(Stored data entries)
● ● ● ● ●
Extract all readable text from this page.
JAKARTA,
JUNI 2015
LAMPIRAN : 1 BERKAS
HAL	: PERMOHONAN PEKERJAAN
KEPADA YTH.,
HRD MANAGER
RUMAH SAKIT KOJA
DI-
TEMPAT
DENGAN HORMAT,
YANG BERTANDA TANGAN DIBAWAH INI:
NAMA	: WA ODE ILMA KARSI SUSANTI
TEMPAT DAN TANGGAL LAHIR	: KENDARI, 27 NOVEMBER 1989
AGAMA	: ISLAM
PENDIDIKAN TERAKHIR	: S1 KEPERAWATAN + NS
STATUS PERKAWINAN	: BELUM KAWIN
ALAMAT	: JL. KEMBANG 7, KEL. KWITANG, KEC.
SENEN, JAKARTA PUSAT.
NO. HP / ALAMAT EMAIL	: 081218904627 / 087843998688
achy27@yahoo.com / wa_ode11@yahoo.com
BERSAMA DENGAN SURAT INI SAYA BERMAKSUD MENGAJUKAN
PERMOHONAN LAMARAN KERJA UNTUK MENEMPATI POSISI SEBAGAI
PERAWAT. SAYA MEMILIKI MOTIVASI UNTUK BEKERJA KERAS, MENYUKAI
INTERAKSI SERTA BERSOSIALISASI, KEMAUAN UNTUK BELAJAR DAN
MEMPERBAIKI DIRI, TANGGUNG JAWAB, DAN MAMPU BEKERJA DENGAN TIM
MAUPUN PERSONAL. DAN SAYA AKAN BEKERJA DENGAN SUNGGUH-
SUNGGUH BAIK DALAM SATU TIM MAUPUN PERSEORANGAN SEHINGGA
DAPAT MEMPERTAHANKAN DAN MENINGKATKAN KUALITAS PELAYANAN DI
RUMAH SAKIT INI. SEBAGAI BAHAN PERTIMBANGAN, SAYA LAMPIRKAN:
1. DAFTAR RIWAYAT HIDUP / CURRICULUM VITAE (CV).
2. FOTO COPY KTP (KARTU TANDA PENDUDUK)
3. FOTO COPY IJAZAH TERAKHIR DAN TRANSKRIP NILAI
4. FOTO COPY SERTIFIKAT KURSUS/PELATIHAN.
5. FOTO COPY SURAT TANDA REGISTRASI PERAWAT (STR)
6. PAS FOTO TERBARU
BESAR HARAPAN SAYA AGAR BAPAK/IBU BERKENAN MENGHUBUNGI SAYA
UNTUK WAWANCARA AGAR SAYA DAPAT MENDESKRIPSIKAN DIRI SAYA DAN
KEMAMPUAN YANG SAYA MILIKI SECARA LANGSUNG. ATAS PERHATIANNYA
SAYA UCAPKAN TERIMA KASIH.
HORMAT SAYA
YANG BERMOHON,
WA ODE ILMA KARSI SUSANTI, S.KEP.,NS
● ● ● ● ●
= Stated problem =
Retype the material in full, character for character.

= Response below =
Extract all readable text from this page.
JAKARTA,
JUNI 2015
LAMPIRAN : 1 BERKAS
HAL	: PERMOHONAN PEKERJAAN
KEPADA YTH.,
HRD MANAGER
RUMAH SAKIT KOJA
DI-
TEMPAT
DENGAN HORMAT,
YANG BERTANDA TANGAN DIBAWAH INI:
NAMA	: WA ODE ILMA KARSI SUSANTI
TEMPAT DAN TANGGAL LAHIR	: KENDARI, 27 NOVEMBER 1989
AGAMA	: ISLAM
PENDIDIKAN TERAKHIR	: S1 KEPERAWATAN + NS
STATUS PERKAWINAN	: BELUM KAWIN
ALAMAT	: JL. KEMBANG 7, KEL. KWITANG, KEC.
SENEN, JAKARTA PUSAT.
NO. HP / ALAMAT EMAIL	: 081218904627 / 087843998688
achy27@yahoo.com / wa_ode11@yahoo.com
BERSAMA DENGAN SURAT INI SAYA BERMAKSUD MENGAJUKAN
PERMOHONAN LAMARAN KERJA UNTUK MENEMPATI POSISI SEBAGAI
PERAWAT. SAYA MEMILIKI MOTIVASI UNTUK BEKERJA KERAS, MENYUKAI
INTERAKSI SERTA BERSOSIALISASI, KEMAUAN UNTUK BELAJAR DAN
MEMPERBAIKI DIRI, TANGGUNG JAWAB, DAN MAMPU BEKERJA DENGAN TIM
MAUPUN PERSONAL. DAN SAYA AKAN BEKERJA DENGAN SUNGGUH-
SUNGGUH BAIK DALAM SATU TIM MAUPUN PERSEORANGAN SEHINGGA
DAPAT MEMPERTAHANKAN DAN MENINGKATKAN KUALITAS PELAYANAN DI
RUMAH SAKIT INI. SEBAGAI BAHAN PERTIMBANGAN, SAYA LAMPIRKAN:
1. DAFTAR RIWAYAT HIDUP / CURRICULUM VITAE (CV).
2. FOTO COPY KTP (KARTU TANDA PENDUDUK)
3. FOTO COPY IJAZAH TERAKHIR DAN TRANSKRIP NILAI
4. FOTO COPY SERTIFIKAT KURSUS/PELATIHAN.
5. FOTO COPY SURAT TANDA REGISTRASI PERAWAT (STR)
6. PAS FOTO TERBARU
BESAR HARAPAN SAYA AGAR BAPAK/IBU BERKENAN MENGHUBUNGI SAYA
UNTUK WAWANCARA AGAR SAYA DAPAT MENDESKRIPSIKAN DIRI SAYA DAN
KEMAMPUAN YANG SAYA MILIKI SECARA LANGSUNG. ATAS PERHATIANNYA
SAYA UCAPKAN TERIMA KASIH.
HORMAT SAYA
YANG BERMOHON,
WA ODE ILMA KARSI SUSANTI, S.KEP.,NS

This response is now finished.